### Task brief
Could you transcribe every record below exactly as written, leaving out any pictures?

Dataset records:
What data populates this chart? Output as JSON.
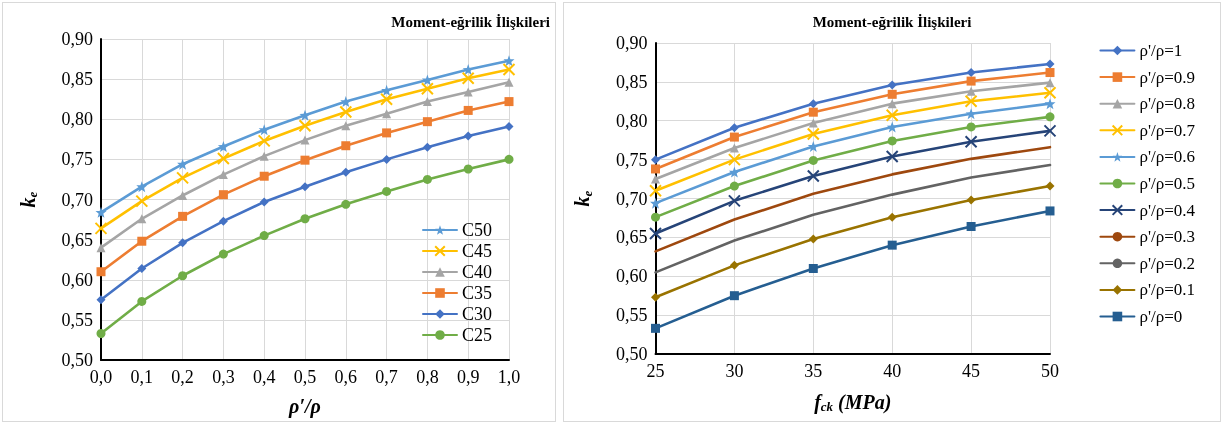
{
  "chart_data": [
    {
      "type": "line",
      "title": "Moment-eğrilik İlişkileri",
      "xlabel": "ρ′/ρ",
      "ylabel": "k$_{e}$",
      "x": [
        0,
        0.1,
        0.2,
        0.3,
        0.4,
        0.5,
        0.6,
        0.7,
        0.8,
        0.9,
        1.0
      ],
      "xlim": [
        0,
        1
      ],
      "xticks": [
        {
          "value": 0,
          "label": "0,0"
        },
        {
          "value": 0.1,
          "label": "0,1"
        },
        {
          "value": 0.2,
          "label": "0,2"
        },
        {
          "value": 0.3,
          "label": "0,3"
        },
        {
          "value": 0.4,
          "label": "0,4"
        },
        {
          "value": 0.5,
          "label": "0,5"
        },
        {
          "value": 0.6,
          "label": "0,6"
        },
        {
          "value": 0.7,
          "label": "0,7"
        },
        {
          "value": 0.8,
          "label": "0,8"
        },
        {
          "value": 0.9,
          "label": "0,9"
        },
        {
          "value": 1,
          "label": "1,0"
        }
      ],
      "ylim": [
        0.5,
        0.9
      ],
      "yticks": [
        {
          "value": 0.5,
          "label": "0,50"
        },
        {
          "value": 0.55,
          "label": "0,55"
        },
        {
          "value": 0.6,
          "label": "0,60"
        },
        {
          "value": 0.65,
          "label": "0,65"
        },
        {
          "value": 0.7,
          "label": "0,70"
        },
        {
          "value": 0.75,
          "label": "0,75"
        },
        {
          "value": 0.8,
          "label": "0,80"
        },
        {
          "value": 0.85,
          "label": "0,85"
        },
        {
          "value": 0.9,
          "label": "0,90"
        }
      ],
      "grid": true,
      "legend": "bottom right",
      "series": [
        {
          "name": "C50",
          "color": "#5b9bd5",
          "marker": "star",
          "values": [
            0.684,
            0.716,
            0.744,
            0.766,
            0.787,
            0.805,
            0.822,
            0.836,
            0.849,
            0.862,
            0.873
          ]
        },
        {
          "name": "C45",
          "color": "#ffc000",
          "marker": "cross",
          "values": [
            0.664,
            0.698,
            0.727,
            0.751,
            0.773,
            0.792,
            0.809,
            0.825,
            0.838,
            0.851,
            0.862
          ]
        },
        {
          "name": "C40",
          "color": "#a5a5a5",
          "marker": "triangle",
          "values": [
            0.64,
            0.676,
            0.705,
            0.731,
            0.754,
            0.774,
            0.792,
            0.807,
            0.822,
            0.834,
            0.846
          ]
        },
        {
          "name": "C35",
          "color": "#ed7d31",
          "marker": "square",
          "values": [
            0.61,
            0.648,
            0.679,
            0.706,
            0.729,
            0.749,
            0.767,
            0.783,
            0.797,
            0.811,
            0.822
          ]
        },
        {
          "name": "C30",
          "color": "#4472c4",
          "marker": "diamond",
          "values": [
            0.575,
            0.614,
            0.646,
            0.673,
            0.697,
            0.716,
            0.734,
            0.75,
            0.765,
            0.779,
            0.791
          ]
        },
        {
          "name": "C25",
          "color": "#70ad47",
          "marker": "circle",
          "values": [
            0.533,
            0.573,
            0.605,
            0.632,
            0.655,
            0.676,
            0.694,
            0.71,
            0.725,
            0.738,
            0.75
          ]
        }
      ]
    },
    {
      "type": "line",
      "title": "Moment-eğrilik İlişkileri",
      "xlabel": "f$_{ck}$ (MPa)",
      "ylabel": "k$_{e}$",
      "x": [
        25,
        30,
        35,
        40,
        45,
        50
      ],
      "xlim": [
        25,
        50
      ],
      "xticks": [
        25,
        30,
        35,
        40,
        45,
        50
      ],
      "ylim": [
        0.5,
        0.9
      ],
      "yticks": [
        {
          "value": 0.5,
          "label": "0,50"
        },
        {
          "value": 0.55,
          "label": "0,55"
        },
        {
          "value": 0.6,
          "label": "0,60"
        },
        {
          "value": 0.65,
          "label": "0,65"
        },
        {
          "value": 0.7,
          "label": "0,70"
        },
        {
          "value": 0.75,
          "label": "0,75"
        },
        {
          "value": 0.8,
          "label": "0,80"
        },
        {
          "value": 0.85,
          "label": "0,85"
        },
        {
          "value": 0.9,
          "label": "0,90"
        }
      ],
      "grid": true,
      "legend": "right",
      "series": [
        {
          "name": "ρ'/ρ=1",
          "color": "#4472c4",
          "marker": "diamond",
          "values": [
            0.75,
            0.791,
            0.822,
            0.846,
            0.862,
            0.873
          ]
        },
        {
          "name": "ρ'/ρ=0.9",
          "color": "#ed7d31",
          "marker": "square",
          "values": [
            0.738,
            0.779,
            0.811,
            0.834,
            0.851,
            0.862
          ]
        },
        {
          "name": "ρ'/ρ=0.8",
          "color": "#a5a5a5",
          "marker": "triangle",
          "values": [
            0.725,
            0.765,
            0.797,
            0.822,
            0.838,
            0.849
          ]
        },
        {
          "name": "ρ'/ρ=0.7",
          "color": "#ffc000",
          "marker": "cross",
          "values": [
            0.71,
            0.75,
            0.783,
            0.807,
            0.825,
            0.836
          ]
        },
        {
          "name": "ρ'/ρ=0.6",
          "color": "#5b9bd5",
          "marker": "star",
          "values": [
            0.694,
            0.734,
            0.767,
            0.792,
            0.809,
            0.822
          ]
        },
        {
          "name": "ρ'/ρ=0.5",
          "color": "#70ad47",
          "marker": "circle",
          "values": [
            0.676,
            0.716,
            0.749,
            0.774,
            0.792,
            0.805
          ]
        },
        {
          "name": "ρ'/ρ=0.4",
          "color": "#264478",
          "marker": "cross",
          "values": [
            0.655,
            0.697,
            0.729,
            0.754,
            0.773,
            0.787
          ]
        },
        {
          "name": "ρ'/ρ=0.3",
          "color": "#9e480e",
          "marker": "none",
          "values": [
            0.632,
            0.673,
            0.706,
            0.731,
            0.751,
            0.766
          ]
        },
        {
          "name": "ρ'/ρ=0.2",
          "color": "#636363",
          "marker": "none",
          "values": [
            0.605,
            0.646,
            0.679,
            0.705,
            0.727,
            0.743
          ]
        },
        {
          "name": "ρ'/ρ=0.1",
          "color": "#997300",
          "marker": "diamond",
          "values": [
            0.573,
            0.614,
            0.648,
            0.676,
            0.698,
            0.716
          ]
        },
        {
          "name": "ρ'/ρ=0",
          "color": "#255e91",
          "marker": "square",
          "values": [
            0.533,
            0.575,
            0.61,
            0.64,
            0.664,
            0.684
          ]
        }
      ]
    }
  ]
}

### Solution to this problem
What data populates this chart? Output as JSON.
{
  "chart_data": [
    {
      "type": "line",
      "title": "Moment-eğrilik İlişkileri",
      "xlabel": "ρ′/ρ",
      "ylabel": "k$_{e}$",
      "x": [
        0,
        0.1,
        0.2,
        0.3,
        0.4,
        0.5,
        0.6,
        0.7,
        0.8,
        0.9,
        1.0
      ],
      "xlim": [
        0,
        1
      ],
      "xticks": [
        {
          "value": 0,
          "label": "0,0"
        },
        {
          "value": 0.1,
          "label": "0,1"
        },
        {
          "value": 0.2,
          "label": "0,2"
        },
        {
          "value": 0.3,
          "label": "0,3"
        },
        {
          "value": 0.4,
          "label": "0,4"
        },
        {
          "value": 0.5,
          "label": "0,5"
        },
        {
          "value": 0.6,
          "label": "0,6"
        },
        {
          "value": 0.7,
          "label": "0,7"
        },
        {
          "value": 0.8,
          "label": "0,8"
        },
        {
          "value": 0.9,
          "label": "0,9"
        },
        {
          "value": 1,
          "label": "1,0"
        }
      ],
      "ylim": [
        0.5,
        0.9
      ],
      "yticks": [
        {
          "value": 0.5,
          "label": "0,50"
        },
        {
          "value": 0.55,
          "label": "0,55"
        },
        {
          "value": 0.6,
          "label": "0,60"
        },
        {
          "value": 0.65,
          "label": "0,65"
        },
        {
          "value": 0.7,
          "label": "0,70"
        },
        {
          "value": 0.75,
          "label": "0,75"
        },
        {
          "value": 0.8,
          "label": "0,80"
        },
        {
          "value": 0.85,
          "label": "0,85"
        },
        {
          "value": 0.9,
          "label": "0,90"
        }
      ],
      "grid": true,
      "legend": "bottom right",
      "series": [
        {
          "name": "C50",
          "color": "#5b9bd5",
          "marker": "star",
          "values": [
            0.684,
            0.716,
            0.744,
            0.766,
            0.787,
            0.805,
            0.822,
            0.836,
            0.849,
            0.862,
            0.873
          ]
        },
        {
          "name": "C45",
          "color": "#ffc000",
          "marker": "cross",
          "values": [
            0.664,
            0.698,
            0.727,
            0.751,
            0.773,
            0.792,
            0.809,
            0.825,
            0.838,
            0.851,
            0.862
          ]
        },
        {
          "name": "C40",
          "color": "#a5a5a5",
          "marker": "triangle",
          "values": [
            0.64,
            0.676,
            0.705,
            0.731,
            0.754,
            0.774,
            0.792,
            0.807,
            0.822,
            0.834,
            0.846
          ]
        },
        {
          "name": "C35",
          "color": "#ed7d31",
          "marker": "square",
          "values": [
            0.61,
            0.648,
            0.679,
            0.706,
            0.729,
            0.749,
            0.767,
            0.783,
            0.797,
            0.811,
            0.822
          ]
        },
        {
          "name": "C30",
          "color": "#4472c4",
          "marker": "diamond",
          "values": [
            0.575,
            0.614,
            0.646,
            0.673,
            0.697,
            0.716,
            0.734,
            0.75,
            0.765,
            0.779,
            0.791
          ]
        },
        {
          "name": "C25",
          "color": "#70ad47",
          "marker": "circle",
          "values": [
            0.533,
            0.573,
            0.605,
            0.632,
            0.655,
            0.676,
            0.694,
            0.71,
            0.725,
            0.738,
            0.75
          ]
        }
      ]
    },
    {
      "type": "line",
      "title": "Moment-eğrilik İlişkileri",
      "xlabel": "f$_{ck}$ (MPa)",
      "ylabel": "k$_{e}$",
      "x": [
        25,
        30,
        35,
        40,
        45,
        50
      ],
      "xlim": [
        25,
        50
      ],
      "xticks": [
        25,
        30,
        35,
        40,
        45,
        50
      ],
      "ylim": [
        0.5,
        0.9
      ],
      "yticks": [
        {
          "value": 0.5,
          "label": "0,50"
        },
        {
          "value": 0.55,
          "label": "0,55"
        },
        {
          "value": 0.6,
          "label": "0,60"
        },
        {
          "value": 0.65,
          "label": "0,65"
        },
        {
          "value": 0.7,
          "label": "0,70"
        },
        {
          "value": 0.75,
          "label": "0,75"
        },
        {
          "value": 0.8,
          "label": "0,80"
        },
        {
          "value": 0.85,
          "label": "0,85"
        },
        {
          "value": 0.9,
          "label": "0,90"
        }
      ],
      "grid": true,
      "legend": "right",
      "series": [
        {
          "name": "ρ'/ρ=1",
          "color": "#4472c4",
          "marker": "diamond",
          "values": [
            0.75,
            0.791,
            0.822,
            0.846,
            0.862,
            0.873
          ]
        },
        {
          "name": "ρ'/ρ=0.9",
          "color": "#ed7d31",
          "marker": "square",
          "values": [
            0.738,
            0.779,
            0.811,
            0.834,
            0.851,
            0.862
          ]
        },
        {
          "name": "ρ'/ρ=0.8",
          "color": "#a5a5a5",
          "marker": "triangle",
          "values": [
            0.725,
            0.765,
            0.797,
            0.822,
            0.838,
            0.849
          ]
        },
        {
          "name": "ρ'/ρ=0.7",
          "color": "#ffc000",
          "marker": "cross",
          "values": [
            0.71,
            0.75,
            0.783,
            0.807,
            0.825,
            0.836
          ]
        },
        {
          "name": "ρ'/ρ=0.6",
          "color": "#5b9bd5",
          "marker": "star",
          "values": [
            0.694,
            0.734,
            0.767,
            0.792,
            0.809,
            0.822
          ]
        },
        {
          "name": "ρ'/ρ=0.5",
          "color": "#70ad47",
          "marker": "circle",
          "values": [
            0.676,
            0.716,
            0.749,
            0.774,
            0.792,
            0.805
          ]
        },
        {
          "name": "ρ'/ρ=0.4",
          "color": "#264478",
          "marker": "cross",
          "values": [
            0.655,
            0.697,
            0.729,
            0.754,
            0.773,
            0.787
          ]
        },
        {
          "name": "ρ'/ρ=0.3",
          "color": "#9e480e",
          "marker": "none",
          "values": [
            0.632,
            0.673,
            0.706,
            0.731,
            0.751,
            0.766
          ]
        },
        {
          "name": "ρ'/ρ=0.2",
          "color": "#636363",
          "marker": "none",
          "values": [
            0.605,
            0.646,
            0.679,
            0.705,
            0.727,
            0.743
          ]
        },
        {
          "name": "ρ'/ρ=0.1",
          "color": "#997300",
          "marker": "diamond",
          "values": [
            0.573,
            0.614,
            0.648,
            0.676,
            0.698,
            0.716
          ]
        },
        {
          "name": "ρ'/ρ=0",
          "color": "#255e91",
          "marker": "square",
          "values": [
            0.533,
            0.575,
            0.61,
            0.64,
            0.664,
            0.684
          ]
        }
      ]
    }
  ]
}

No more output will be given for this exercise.